● **STATED TASK A**
In the rows below, replace "attendee-hair" with "audience-hair" throughout the part that opens with the line containing "434, 1258, 528]" and closes with the line containing "650, 700, 693]". Give only that part, with nothing else changed.

BEGIN SOURCE PASSAGE

Even though the latest bill was publicized as the "Corporate Tax Bill," it contains a number of provisions
that directly affect individuals and non-corporate businesses. Furthermore, it is extremely complex and
more than 600 pages long as a result of a plethora of amendments added to garner support for the bill.
In fact, there are so many special provisions relating to specific industries or groups that it is
known in some circles as the "American Pork Act of 2004."
Here we detail provisions that affect Form 1040 returns for tax year 2004, then give
a brief overview of the rest of the bill.
Highlights for individuals for tax year 2004
Before getting into the myriad of provisions in the new tax bill that don't take effect until
tax year 2005, here are some items of
particular interest to individuals for tax year 2004 ...
most of which neither affect corporations nor create jobs!

END SOURCE PASSAGE
BEGIN RECORDS SUPPLIED

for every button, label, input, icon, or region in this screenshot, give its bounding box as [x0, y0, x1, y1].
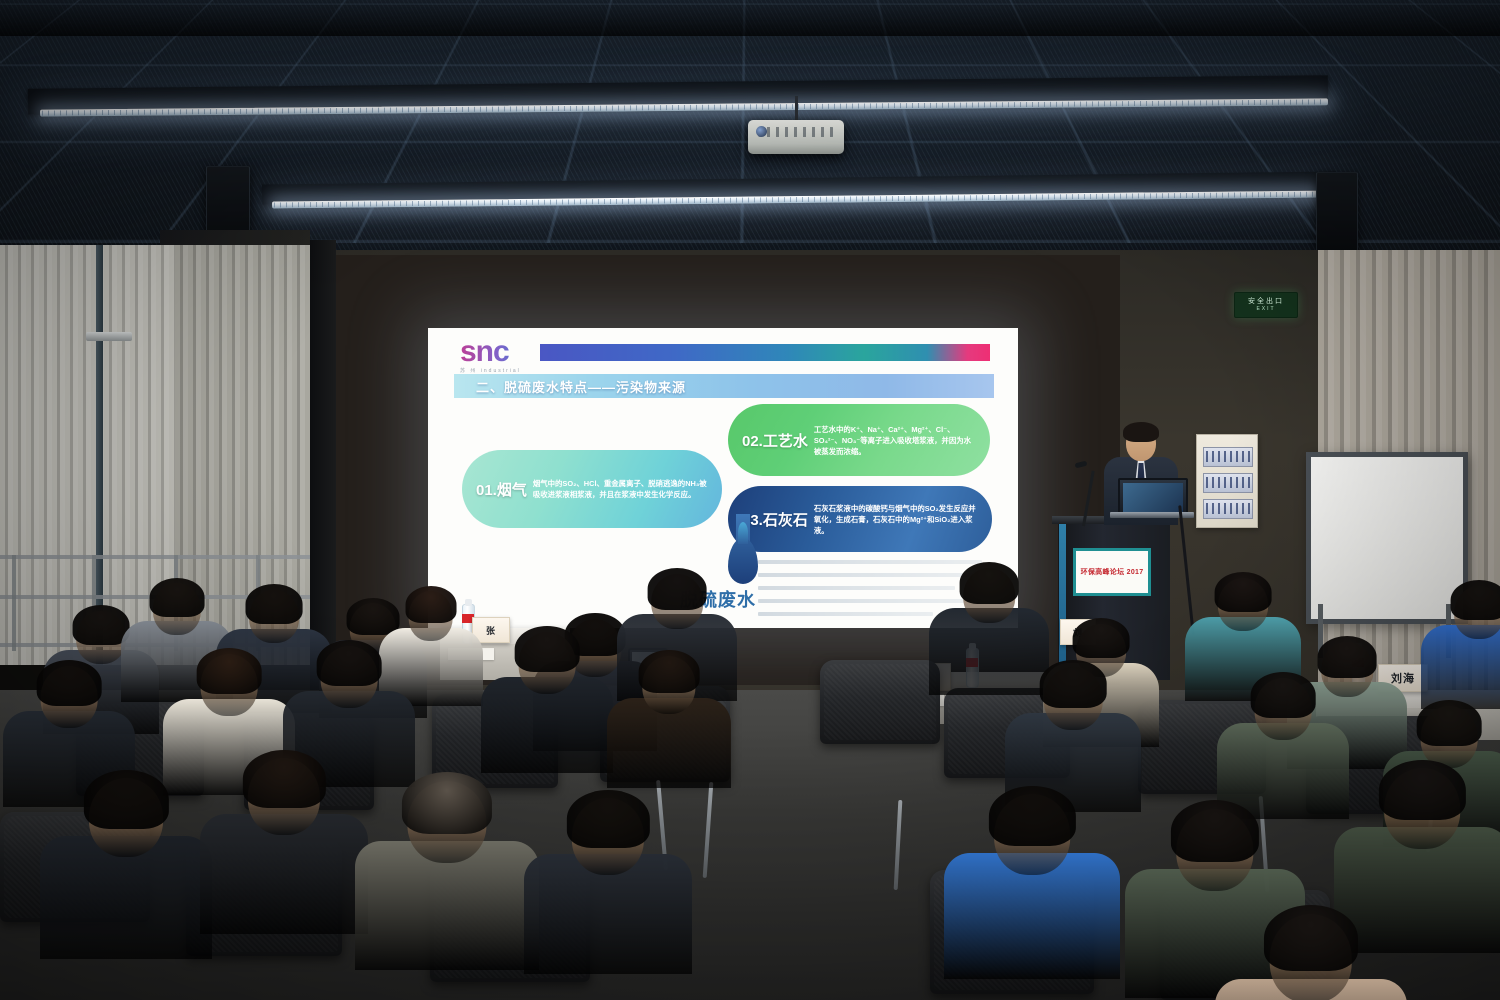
wall-electrical-panel	[1196, 434, 1258, 528]
slide-bubble-03: 03.石灰石 石灰石浆液中的碳酸钙与烟气中的SO₂发生反应并氧化，生成石膏，石灰…	[728, 486, 992, 552]
exit-sign: 安全出口 EXIT	[1234, 292, 1298, 318]
attendee-hair	[243, 750, 325, 808]
attendee-hair	[989, 786, 1075, 846]
attendee-hair	[1379, 760, 1465, 820]
chair[interactable]	[820, 660, 940, 744]
slide-logo-subtitle: 苏 州 industrial	[460, 367, 530, 374]
slide-logo: snc 苏 州 industrial	[460, 338, 530, 374]
attendee-hair	[402, 772, 492, 834]
window-handle[interactable]	[86, 332, 132, 341]
podium-banner: 环保高峰论坛 2017	[1073, 548, 1151, 596]
attendee-row3-h	[1210, 905, 1412, 1000]
attendee-hair	[317, 640, 382, 686]
slide-bubble-02-label: 02.工艺水	[742, 430, 808, 451]
slide-bubble-01-label: 01.烟气	[476, 479, 527, 500]
exit-sign-chinese: 安全出口	[1248, 298, 1284, 306]
attendee-hair	[1170, 800, 1258, 862]
attendee-hair	[1450, 580, 1500, 620]
attendee-row2-d	[478, 626, 617, 780]
attendee-hair	[1072, 618, 1129, 658]
podium-banner-text: 环保高峰论坛 2017	[1081, 567, 1144, 577]
attendee-hair	[37, 660, 102, 706]
attendee-hair	[1417, 700, 1482, 746]
attendee-row2-e	[604, 650, 734, 794]
attendee-hair	[1251, 672, 1316, 718]
breaker-row-3	[1203, 499, 1253, 519]
attendee-hair	[639, 650, 700, 693]
attendee-hair	[149, 578, 204, 617]
attendee-hair	[197, 648, 262, 694]
attendee-hair	[960, 562, 1019, 604]
attendee-hair	[245, 584, 302, 624]
ceiling-shadow-band	[0, 0, 1500, 36]
projector-lens-icon	[756, 126, 767, 137]
ceiling-speaker-right	[1316, 172, 1358, 254]
slide-bubble-02-text: 工艺水中的K⁺、Na⁺、Ca²⁺、Mg²⁺、Cl⁻、SO₄²⁻、NO₃⁻等离子进…	[814, 424, 990, 457]
slide-title-bar: 二、脱硫废水特点——污染物来源	[454, 374, 994, 398]
slide-bubble-01: 01.烟气 烟气中的SO₂、HCl、重金属离子、脱硝逃逸的NH₃被吸收进浆液相浆…	[462, 450, 722, 528]
attendee-row3-d	[520, 790, 696, 982]
attendee-row3-e	[940, 786, 1125, 988]
slide-bubble-02: 02.工艺水 工艺水中的K⁺、Na⁺、Ca²⁺、Mg²⁺、Cl⁻、SO₄²⁻、N…	[728, 404, 990, 476]
breaker-row-2	[1203, 473, 1253, 493]
attendee-hair	[84, 770, 168, 829]
slide-logo-mark: snc	[460, 338, 530, 366]
attendee-hair	[1264, 905, 1358, 971]
slide-bubble-03-text: 石灰石浆液中的碳酸钙与烟气中的SO₂发生反应并氧化，生成石膏，石灰石中的Mg²⁺…	[814, 503, 992, 536]
projector-mount	[795, 96, 798, 120]
slide-bubble-03-label: 03.石灰石	[742, 509, 808, 530]
attendee-hair	[648, 568, 707, 610]
attendee-hair	[405, 586, 456, 623]
attendee-hair	[1040, 660, 1107, 708]
attendee-row1-l	[1418, 580, 1500, 714]
slide-header-gradient-bar	[540, 344, 990, 361]
slide-bubble-01-text: 烟气中的SO₂、HCl、重金属离子、脱硝逃逸的NH₃被吸收进浆液相浆液，并且在浆…	[533, 478, 722, 500]
attendee-hair	[515, 626, 580, 672]
presenter-hair	[1123, 422, 1159, 442]
attendee-row3-a	[36, 770, 217, 967]
attendee-hair	[567, 790, 649, 848]
slide-title: 二、脱硫废水特点——污染物来源	[476, 377, 686, 396]
attendee-row3-c	[350, 772, 543, 978]
exit-sign-english: EXIT	[1256, 306, 1275, 312]
conference-room-photo: 安全出口 EXIT snc 苏 州 industrial 二、脱硫废水特点——污…	[0, 0, 1500, 1000]
attendee-hair	[1214, 572, 1271, 612]
breaker-row-1	[1203, 447, 1253, 467]
attendee-row3-b	[196, 750, 372, 942]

END RECORDS SUPPLIED

● **STATED TASK B**
Supply the next part of the passage on the 2004 tax bill, picking up after its last sentence.

● **EXPECTED OUTPUT A**
wall-electrical-panel	[1196, 434, 1258, 528]
slide-bubble-03: 03.石灰石 石灰石浆液中的碳酸钙与烟气中的SO₂发生反应并氧化，生成石膏，石灰…	[728, 486, 992, 552]
exit-sign: 安全出口 EXIT	[1234, 292, 1298, 318]
audience-hair	[243, 750, 325, 808]
audience-hair	[989, 786, 1075, 846]
audience-hair	[1379, 760, 1465, 820]
chair[interactable]	[820, 660, 940, 744]
slide-logo-subtitle: 苏 州 industrial	[460, 367, 530, 374]
slide-logo: snc 苏 州 industrial	[460, 338, 530, 374]
audience-hair	[402, 772, 492, 834]
window-handle[interactable]	[86, 332, 132, 341]
podium-banner: 环保高峰论坛 2017	[1073, 548, 1151, 596]
attendee-row3-h	[1210, 905, 1412, 1000]
audience-hair	[317, 640, 382, 686]
slide-bubble-02-label: 02.工艺水	[742, 430, 808, 451]
slide-bubble-01-label: 01.烟气	[476, 479, 527, 500]
exit-sign-chinese: 安全出口	[1248, 298, 1284, 306]
audience-hair	[1170, 800, 1258, 862]
audience-hair	[1450, 580, 1500, 620]
attendee-row2-d	[478, 626, 617, 780]
audience-hair	[1072, 618, 1129, 658]
podium-banner-text: 环保高峰论坛 2017	[1081, 567, 1144, 577]
audience-hair	[37, 660, 102, 706]
audience-hair	[1417, 700, 1482, 746]
attendee-row2-e	[604, 650, 734, 794]
audience-hair	[1251, 672, 1316, 718]
breaker-row-3	[1203, 499, 1253, 519]
audience-hair	[639, 650, 700, 693]

● **EXPECTED OUTPUT B**
- State and local sales tax deduction for itemizers. Before 1986, state and local sales tax
paid by a taxpayer was deductible as an itemized deduction on Schedule A,
as was state and local income tax paid. When the deduction for sales tax
was eliminated, the deduction for state income tax paid was retained. As a result,
there became an inequity for taxpayers in states that have no state income tax and support themselves
with other taxes instead. Without reverting to the pre-1986 law, the new law attempts to
alleviate this inequity by giving taxpayers the option of deducting either their state and local
income tax paid or their state and local sales tax paid, whichever is higher.
Furthermore, the law is retroactive to January 1, 2004. However, since no-one can expect that
taxpayers would have kept track of their sales taxes prior to the enactment of this new law,
and few would want to do so even after knowing about the law, Congress instructed the IRS to
generate tables for use by taxpayers in lieu of actual receipts, at the taxpayer's option).
The tables are to be based on the taxpayer's filing status,
number of dependents, AGI, and applicable sales tax rates. Motor vehicles, boats, and other special
high-ticket items would be excluded from the tables, and the taxpayer could deduct the amount from the table
plus the amount stemming from the cited high-ticket items.
The main beneficiaries of this new law are residents of Alaska, Florida, Nevada, South Dakota,
Texas, Washington, and Wyoming, all of which have no state income tax, as well as New Hampshire and
Tennessee, both of which tax only dividend income.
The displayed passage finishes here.